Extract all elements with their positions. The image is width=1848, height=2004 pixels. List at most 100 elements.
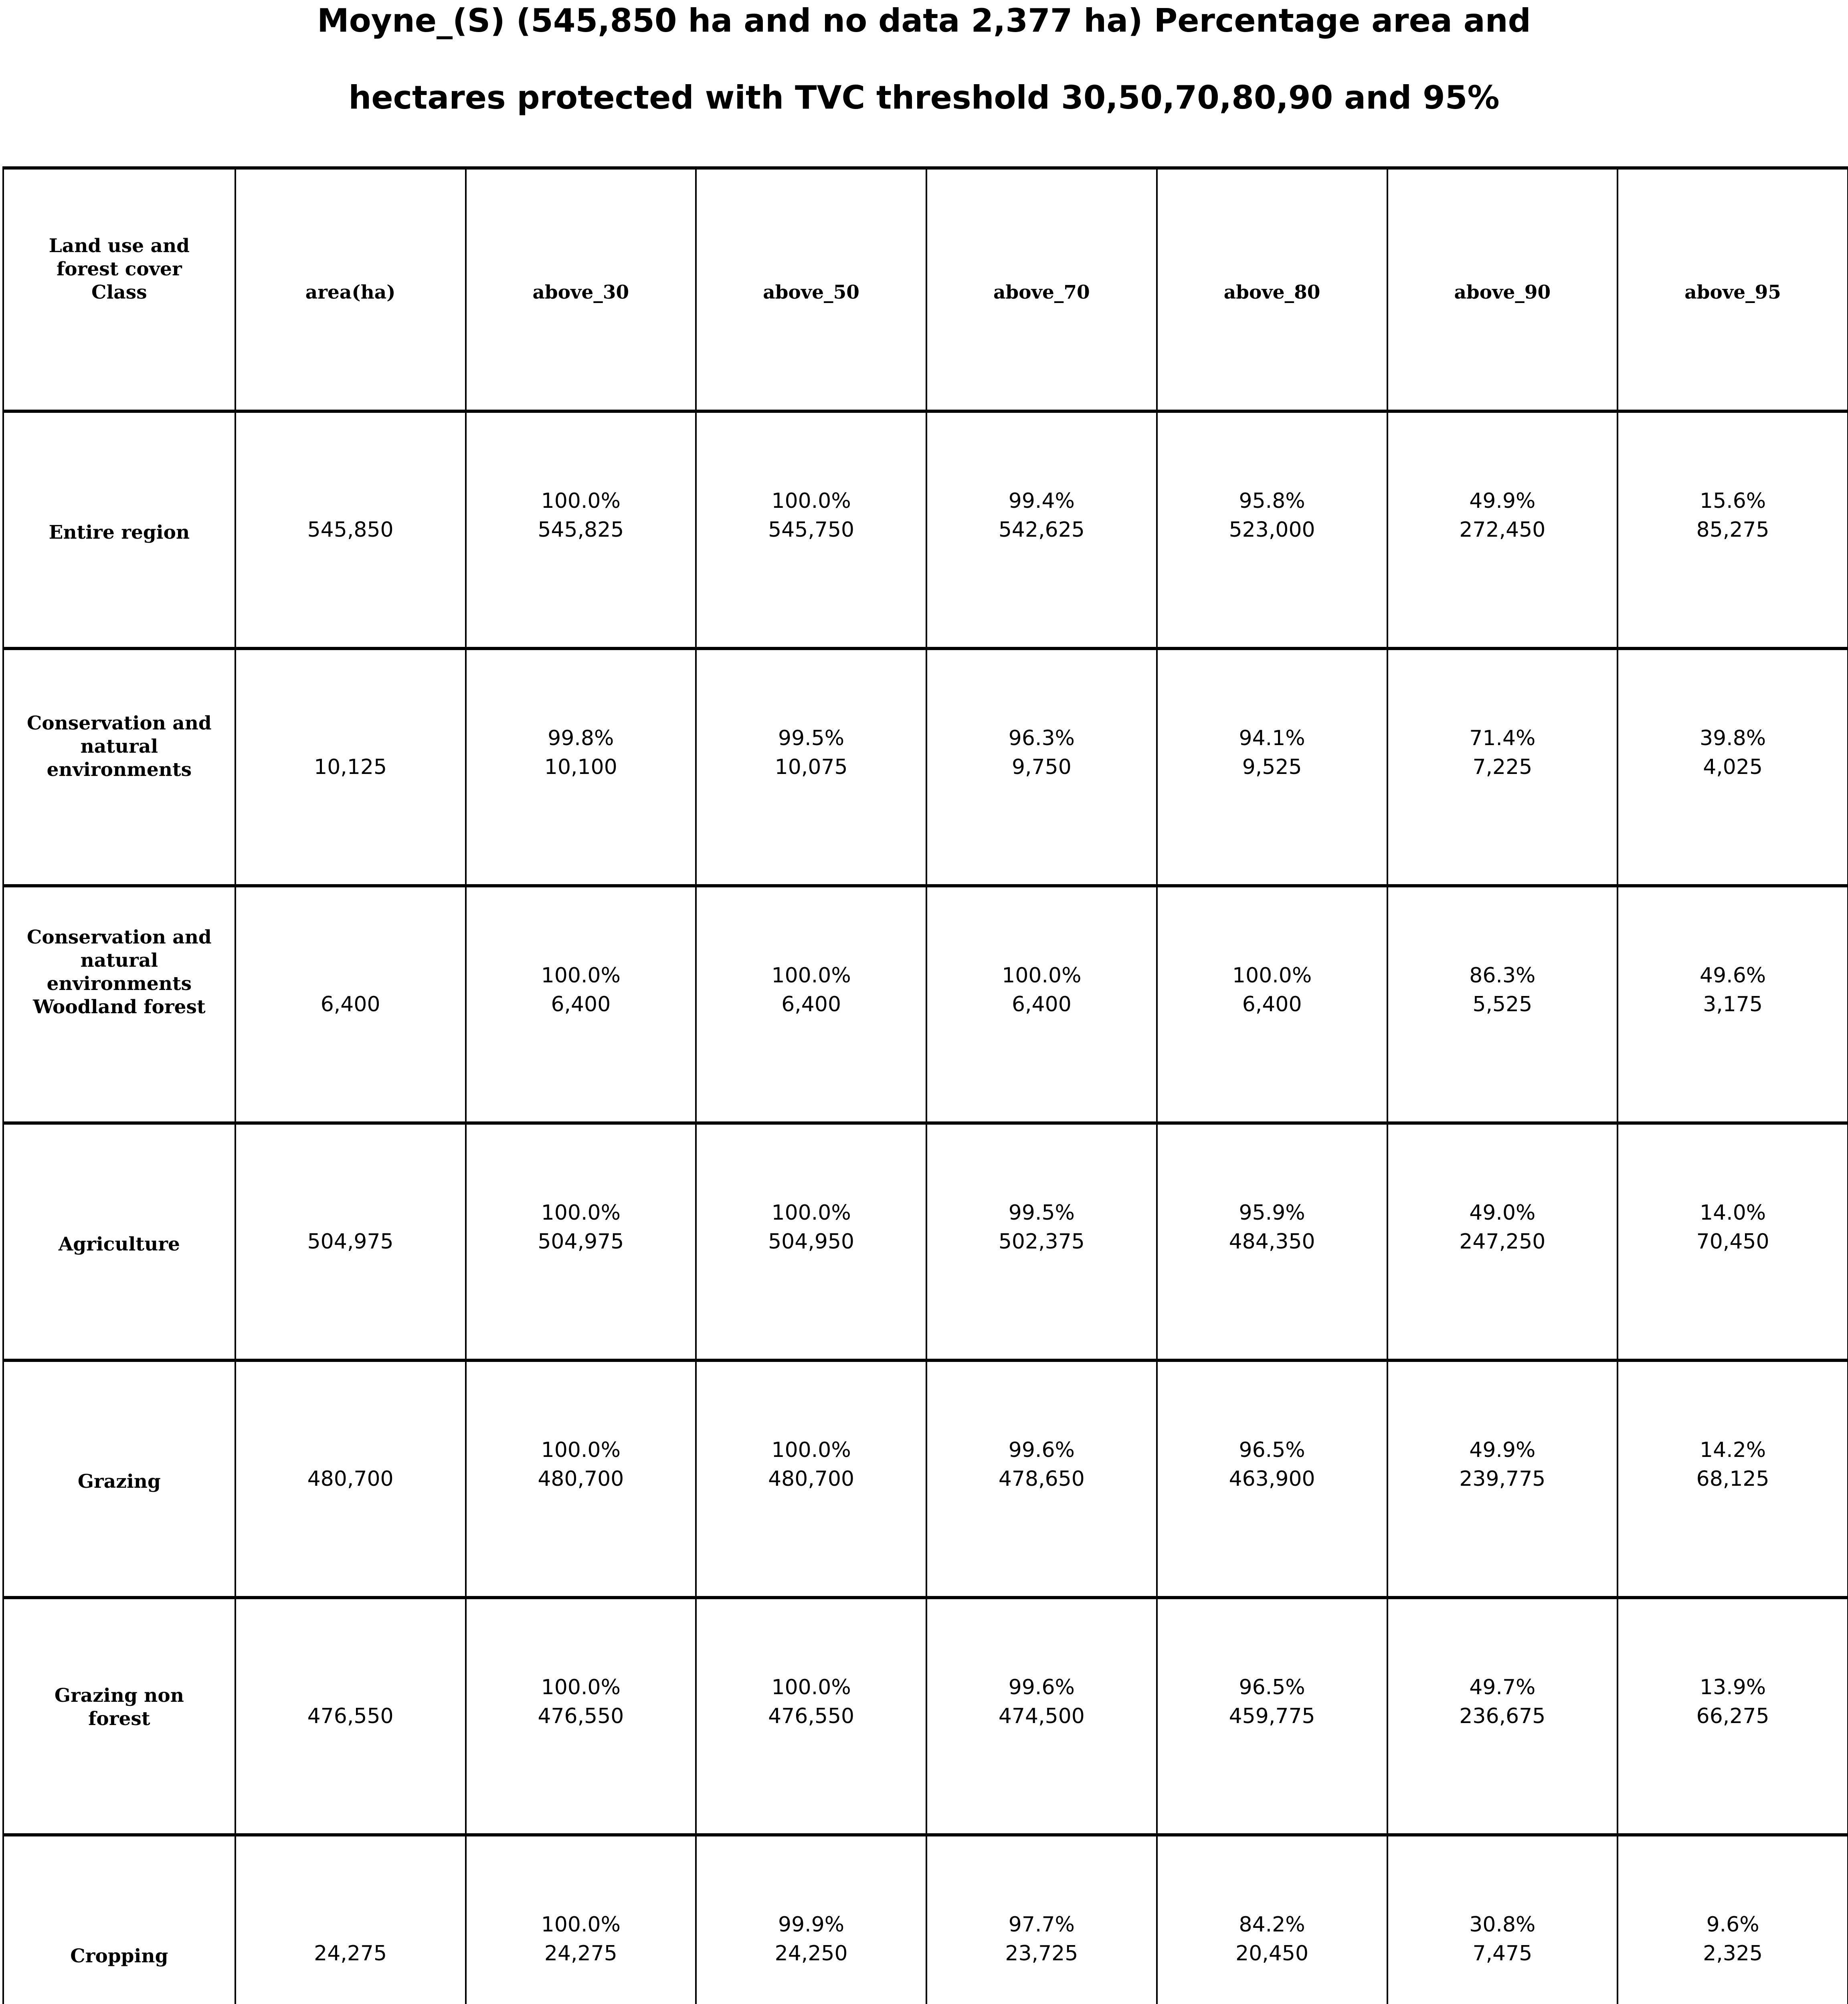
- hectares-value: 476,550: [768, 1704, 855, 1728]
- header-cell: area(ha): [234, 170, 465, 410]
- percent-value: 71.4%: [1469, 726, 1536, 750]
- area-value: 6,400: [320, 992, 380, 1016]
- percent-value: 100.0%: [771, 964, 851, 988]
- area-cell: 6,400: [234, 884, 465, 1121]
- area-value: 480,700: [307, 1467, 394, 1491]
- percent-value: 9.6%: [1706, 1913, 1759, 1937]
- percent-value: 100.0%: [771, 1201, 851, 1225]
- percent-value: 49.0%: [1469, 1201, 1536, 1225]
- value-cell: 100.0% 480,700: [465, 1359, 696, 1596]
- value-cell: 99.8% 10,100: [465, 647, 696, 884]
- percent-value: 39.8%: [1700, 726, 1766, 750]
- value-cell: 99.6% 478,650: [926, 1359, 1156, 1596]
- value-cell: 95.8% 523,000: [1156, 410, 1387, 647]
- hectares-value: 502,375: [998, 1230, 1085, 1254]
- hectares-value: 6,400: [1011, 992, 1072, 1016]
- value-stack: 84.2% 20,450: [1161, 1910, 1383, 1968]
- value-stack: 100.0% 545,750: [700, 487, 922, 544]
- hectares-value: 239,775: [1459, 1467, 1546, 1491]
- value-stack: 99.5% 502,375: [930, 1198, 1153, 1256]
- percent-value: 100.0%: [541, 1913, 621, 1937]
- value-stack: 100.0% 504,950: [700, 1198, 922, 1256]
- percent-value: 15.6%: [1700, 489, 1766, 513]
- row-label: Entire region: [49, 521, 190, 543]
- value-cell: 39.8% 4,025: [1617, 647, 1847, 884]
- value-cell: 100.0% 6,400: [1156, 884, 1387, 1121]
- hectares-value: 542,625: [998, 518, 1085, 542]
- value-stack: 100.0% 6,400: [1161, 961, 1383, 1019]
- hectares-value: 10,075: [774, 755, 848, 779]
- value-stack: 13.9% 66,275: [1622, 1673, 1844, 1731]
- hectares-value: 2,325: [1703, 1941, 1763, 1966]
- hectares-value: 6,400: [781, 992, 841, 1016]
- value-stack: 96.5% 463,900: [1161, 1436, 1383, 1493]
- row-label-cell: Conservation and natural environments Wo…: [4, 884, 235, 1121]
- value-stack: 100.0% 480,700: [470, 1436, 692, 1493]
- value-cell: 49.0% 247,250: [1386, 1121, 1617, 1359]
- value-cell: 84.2% 20,450: [1156, 1833, 1387, 2004]
- header-cell: above_95: [1617, 170, 1847, 410]
- percent-value: 99.6%: [1008, 1438, 1075, 1462]
- hectares-value: 6,400: [551, 992, 611, 1016]
- value-stack: 100.0% 476,550: [700, 1673, 922, 1731]
- percent-value: 100.0%: [541, 1438, 621, 1462]
- header-cell: above_50: [695, 170, 926, 410]
- value-stack: 99.5% 10,075: [700, 724, 922, 782]
- value-cell: 99.4% 542,625: [926, 410, 1156, 647]
- header-cell: above_30: [465, 170, 696, 410]
- row-label-cell: Grazing non forest: [4, 1596, 235, 1833]
- value-stack: 30.8% 7,475: [1391, 1910, 1614, 1968]
- value-stack: 100.0% 545,825: [470, 487, 692, 544]
- row-label-cell: Agriculture: [4, 1121, 235, 1359]
- value-cell: 100.0% 6,400: [926, 884, 1156, 1121]
- value-cell: 15.6% 85,275: [1617, 410, 1847, 647]
- hectares-value: 7,225: [1472, 755, 1533, 779]
- value-stack: 99.6% 474,500: [930, 1673, 1153, 1731]
- value-stack: 100.0% 6,400: [700, 961, 922, 1019]
- hectares-value: 10,100: [544, 755, 617, 779]
- row-label: Cropping: [70, 1945, 168, 1967]
- value-stack: 99.4% 542,625: [930, 487, 1153, 544]
- value-stack: 15.6% 85,275: [1622, 487, 1844, 544]
- value-stack: 49.6% 3,175: [1622, 961, 1844, 1019]
- header-label: above_30: [532, 281, 629, 303]
- percent-value: 99.9%: [778, 1913, 845, 1937]
- percent-value: 96.3%: [1008, 726, 1075, 750]
- value-cell: 49.7% 236,675: [1386, 1596, 1617, 1833]
- row-label: Grazing non forest: [54, 1685, 184, 1730]
- hectares-value: 85,275: [1696, 518, 1769, 542]
- value-stack: 95.9% 484,350: [1161, 1198, 1383, 1256]
- value-stack: 100.0% 504,975: [470, 1198, 692, 1256]
- value-stack: 94.1% 9,525: [1161, 724, 1383, 782]
- percent-value: 99.6%: [1008, 1675, 1075, 1699]
- row-label: Grazing: [77, 1471, 161, 1493]
- percent-value: 100.0%: [541, 1201, 621, 1225]
- hectares-value: 70,450: [1696, 1230, 1769, 1254]
- percent-value: 49.9%: [1469, 489, 1536, 513]
- hectares-value: 272,450: [1459, 518, 1546, 542]
- value-stack: 39.8% 4,025: [1622, 724, 1844, 782]
- header-cell: Land use and forest cover Class: [4, 170, 235, 410]
- value-cell: 9.6% 2,325: [1617, 1833, 1847, 2004]
- percent-value: 99.5%: [778, 726, 845, 750]
- value-cell: 100.0% 476,550: [465, 1596, 696, 1833]
- value-cell: 13.9% 66,275: [1617, 1596, 1847, 1833]
- header-label: area(ha): [305, 281, 396, 303]
- data-table: Land use and forest cover Class area(ha) a…: [2, 166, 1848, 2004]
- value-cell: 99.6% 474,500: [926, 1596, 1156, 1833]
- value-cell: 49.9% 239,775: [1386, 1359, 1617, 1596]
- value-stack: 100.0% 476,550: [470, 1673, 692, 1731]
- hectares-value: 24,250: [774, 1941, 848, 1966]
- value-cell: 94.1% 9,525: [1156, 647, 1387, 884]
- value-stack: 49.7% 236,675: [1391, 1673, 1614, 1731]
- row-label-cell: Conservation and natural environments: [4, 647, 235, 884]
- area-value: 10,125: [314, 755, 387, 779]
- value-cell: 95.9% 484,350: [1156, 1121, 1387, 1359]
- value-cell: 14.2% 68,125: [1617, 1359, 1847, 1596]
- header-label: above_90: [1454, 281, 1551, 303]
- percent-value: 97.7%: [1008, 1913, 1075, 1937]
- value-cell: 49.9% 272,450: [1386, 410, 1617, 647]
- header-label: above_50: [763, 281, 860, 303]
- hectares-value: 459,775: [1229, 1704, 1315, 1728]
- percent-value: 49.6%: [1700, 964, 1766, 988]
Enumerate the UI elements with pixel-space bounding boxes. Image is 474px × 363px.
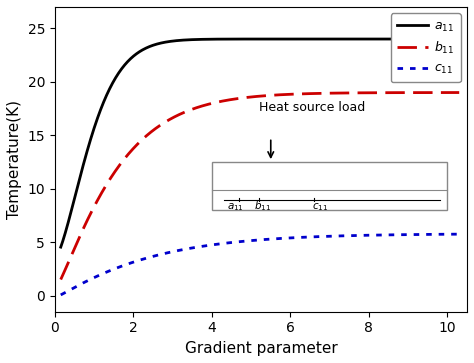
Text: $a_{11}$: $a_{11}$	[227, 201, 244, 213]
Text: Heat source load: Heat source load	[259, 101, 365, 114]
Bar	[212, 162, 447, 210]
Text: $c_{11}$: $c_{11}$	[312, 201, 328, 213]
Y-axis label: Temperature(K): Temperature(K)	[7, 100, 22, 219]
Legend: $a_{11}$, $b_{11}$, $c_{11}$: $a_{11}$, $b_{11}$, $c_{11}$	[391, 13, 461, 82]
Text: $b_{11}$: $b_{11}$	[255, 199, 272, 213]
X-axis label: Gradient parameter: Gradient parameter	[184, 341, 337, 356]
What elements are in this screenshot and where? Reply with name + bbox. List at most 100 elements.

----

### TASK DETAILS
Arrange all the lines from the rows above as a Markdown table with the columns Number and Entry, numbering each line and skipping blank ones. Leave the pictures out of your answer.

### THE OUTPUT
| Number | Entry |
|---|---|
| 1 | Extract all elements with their positions. The image is width=1848, height=2004 pixels. List at most 100 elements. |
| 2 | - hectares-value: 476,550: [768, 1704, 855, 1728] |
| 3 | - header-cell: area(ha): [234, 170, 465, 410] |
| 4 | - percent-value: 71.4%: [1469, 726, 1536, 750] |
| 5 | - area-value: 6,400: [320, 992, 380, 1016] |
| 6 | - percent-value: 100.0%: [771, 964, 851, 988] |
| 7 | - area-cell: 6,400: [234, 884, 465, 1121] |
| 8 | - area-value: 480,700: [307, 1467, 394, 1491] |
| 9 | - percent-value: 9.6%: [1706, 1913, 1759, 1937] |
| 10 | - percent-value: 100.0%: [771, 1201, 851, 1225] |
| 11 | - percent-value: 49.0%: [1469, 1201, 1536, 1225] |
| 12 | - value-cell: 100.0% 480,700: [465, 1359, 696, 1596] |
| 13 | - value-cell: 99.8% 10,100: [465, 647, 696, 884] |
| 14 | - percent-value: 39.8%: [1700, 726, 1766, 750] |
| 15 | - value-cell: 99.6% 478,650: [926, 1359, 1156, 1596] |
| 16 | - value-cell: 95.8% 523,000: [1156, 410, 1387, 647] |
| 17 | - hectares-value: 502,375: [998, 1230, 1085, 1254] |
| 18 | - hectares-value: 6,400: [1011, 992, 1072, 1016] |
| 19 | - value-stack: 84.2% 20,450: [1161, 1910, 1383, 1968] |
| 20 | - value-stack: 100.0% 545,750: [700, 487, 922, 544] |
| 21 | - hectares-value: 239,775: [1459, 1467, 1546, 1491] |
| 22 | - value-stack: 99.5% 502,375: [930, 1198, 1153, 1256] |
| 23 | - percent-value: 100.0%: [541, 1913, 621, 1937] |
| 24 | - value-stack: 100.0% 504,950: [700, 1198, 922, 1256] |
| 25 | - percent-value: 15.6%: [1700, 489, 1766, 513] |
| 26 | - row-label: Entire region: [49, 521, 190, 543] |
| 27 | - value-cell: 39.8% 4,025: [1617, 647, 1847, 884] |
| 28 | - value-cell: 100.0% 6,400: [1156, 884, 1387, 1121] |
| 29 | - hectares-value: 542,625: [998, 518, 1085, 542] |
| 30 | - value-stack: 100.0% 6,400: [1161, 961, 1383, 1019] |
| 31 | - hectares-value: 10,075: [774, 755, 848, 779] |
| 32 | - value-stack: 13.9% 66,275: [1622, 1673, 1844, 1731] |
| 33 | - hectares-value: 2,325: [1703, 1941, 1763, 1966] |
| 34 | - hectares-value: 6,400: [781, 992, 841, 1016] |
| 35 | - value-stack: 96.5% 463,900: [1161, 1436, 1383, 1493] |
| 36 | - row-label-cell: Conservation and natural environments Wo…: [4, 884, 235, 1121] |
| 37 | - value-stack: 100.0% 480,700: [470, 1436, 692, 1493] |
| 38 | - value-cell: 49.0% 247,250: [1386, 1121, 1617, 1359] |
| 39 | - value-cell: 84.2% 20,450: [1156, 1833, 1387, 2004] |
| 40 | - header-cell: above_95: [1617, 170, 1847, 410] |
| 41 | - percent-value: 99.6%: [1008, 1438, 1075, 1462] |
| 42 | - hectares-value: 6,400: [551, 992, 611, 1016] |
| 43 | - value-stack: 100.0% 476,550: [700, 1673, 922, 1731] |
| 44 | - percent-value: 100.0%: [541, 1438, 621, 1462] |
| 45 | - header-cell: above_50: [695, 170, 926, 410] |
| 46 | - value-stack: 99.5% 10,075: [700, 724, 922, 782] |
| 47 | - value-cell: 99.4% 542,625: [926, 410, 1156, 647] |
| 48 | - header-cell: above_30: [465, 170, 696, 410] |
| 49 | - row-label-cell: Grazing non forest: [4, 1596, 235, 1833] |
| 50 | - value-stack: 30.8% 7,475: [1391, 1910, 1614, 1968] |
| 51 | - value-stack: 100.0% 545,825: [470, 487, 692, 544] |
| 52 | - row-label-cell: Agriculture: [4, 1121, 235, 1359] |
| 53 | - value-cell: 100.0% 6,400: [926, 884, 1156, 1121] |
| 54 | - value-cell: 15.6% 85,275: [1617, 410, 1847, 647] |
| 55 | - hectares-value: 7,225: [1472, 755, 1533, 779] |
| 56 | - value-stack: 99.6% 474,500: [930, 1673, 1153, 1731] |
| 57 | - value-stack: 100.0% 6,400: [700, 961, 922, 1019] |
| 58 | - hectares-value: 10,100: [544, 755, 617, 779] |
| 59 | - row-label: Cropping: [70, 1945, 168, 1967] |
| 60 | - value-stack: 99.4% 542,625: [930, 487, 1153, 544] |
| 61 | - value-stack: 15.6% 85,275: [1622, 487, 1844, 544] |
| 62 | - value-stack: 49.6% 3,175: [1622, 961, 1844, 1019] |
| 63 | - header-label: above_30: [532, 281, 629, 303] |
| 64 | - percent-value: 99.9%: [778, 1913, 845, 1937] |
| 65 | - percent-value: 96.3%: [1008, 726, 1075, 750] |
| 66 | - value-cell: 49.7% 236,675: [1386, 1596, 1617, 1833] |
| 67 | - row-label: Grazing non forest: [54, 1685, 184, 1730] |
| 68 | - hectares-value: 85,275: [1696, 518, 1769, 542] |
| 69 | - value-stack: 95.9% 484,350: [1161, 1198, 1383, 1256] |
| 70 | - value-stack: 100.0% 504,975: [470, 1198, 692, 1256] |
| 71 | - value-stack: 94.1% 9,525: [1161, 724, 1383, 782] |
| 72 | - percent-value: 99.6%: [1008, 1675, 1075, 1699] |
| 73 | - row-label: Grazing: [77, 1471, 161, 1493] |
| 74 | - percent-value: 100.0%: [541, 1201, 621, 1225] |
| 75 | - hectares-value: 70,450: [1696, 1230, 1769, 1254] |
| 76 | - percent-value: 49.9%: [1469, 489, 1536, 513] |
| 77 | - hectares-value: 272,450: [1459, 518, 1546, 542] |
| 78 | - value-stack: 39.8% 4,025: [1622, 724, 1844, 782] |
| 79 | - header-cell: Land use and forest cover Class: [4, 170, 235, 410] |
| 80 | - value-cell: 9.6% 2,325: [1617, 1833, 1847, 2004] |
| 81 | - percent-value: 99.5%: [778, 726, 845, 750] |
| 82 | - value-cell: 100.0% 476,550: [465, 1596, 696, 1833] |
| 83 | - value-cell: 13.9% 66,275: [1617, 1596, 1847, 1833] |
| 84 | - header-label: area(ha): [305, 281, 396, 303] |
| 85 | - data-table: Land use and forest cover Class area(ha) a…: [2, 166, 1848, 2004] |
| 86 | - value-cell: 99.6% 474,500: [926, 1596, 1156, 1833] |
| 87 | - value-cell: 49.9% 239,775: [1386, 1359, 1617, 1596] |
| 88 | - value-stack: 100.0% 476,550: [470, 1673, 692, 1731] |
| 89 | - hectares-value: 24,250: [774, 1941, 848, 1966] |
| 90 | - value-cell: 94.1% 9,525: [1156, 647, 1387, 884] |
| 91 | - value-stack: 49.7% 236,675: [1391, 1673, 1614, 1731] |
| 92 | - row-label-cell: Conservation and natural environments: [4, 647, 235, 884] |
| 93 | - area-value: 10,125: [314, 755, 387, 779] |
| 94 | - value-cell: 95.9% 484,350: [1156, 1121, 1387, 1359] |
| 95 | - value-cell: 14.2% 68,125: [1617, 1359, 1847, 1596] |
| 96 | - header-label: above_90: [1454, 281, 1551, 303] |
| 97 | - percent-value: 97.7%: [1008, 1913, 1075, 1937] |
| 98 | - value-cell: 49.9% 272,450: [1386, 410, 1617, 647] |
| 99 | - header-label: above_50: [763, 281, 860, 303] |
| 100 | - hectares-value: 459,775: [1229, 1704, 1315, 1728] |
| 101 | - percent-value: 49.6%: [1700, 964, 1766, 988] |
| 102 | Enumerate the UI elements with pixel-space bounding boxes. Image is 474px × 363px. |
| 103 | Text: $a_{11}$: $a_{11}$	[227, 201, 244, 213] |
| 104 | Text: Heat source load: Heat source load	[259, 101, 365, 114] |
| 105 | Bar	[212, 162, 447, 210] |
| 106 | Text: $c_{11}$: $c_{11}$	[312, 201, 328, 213] |
| 107 | Y-axis label: Temperature(K): Temperature(K)	[7, 100, 22, 219] |
| 108 | Legend: $a_{11}$, $b_{11}$, $c_{11}$: $a_{11}$, $b_{11}$, $c_{11}$	[391, 13, 461, 82] |
| 109 | Text: $b_{11}$: $b_{11}$	[255, 199, 272, 213] |
| 110 | X-axis label: Gradient parameter: Gradient parameter	[184, 341, 337, 356] |
| 111 | What elements are in this screenshot and where? Reply with name + bbox. List at most 100 elements. |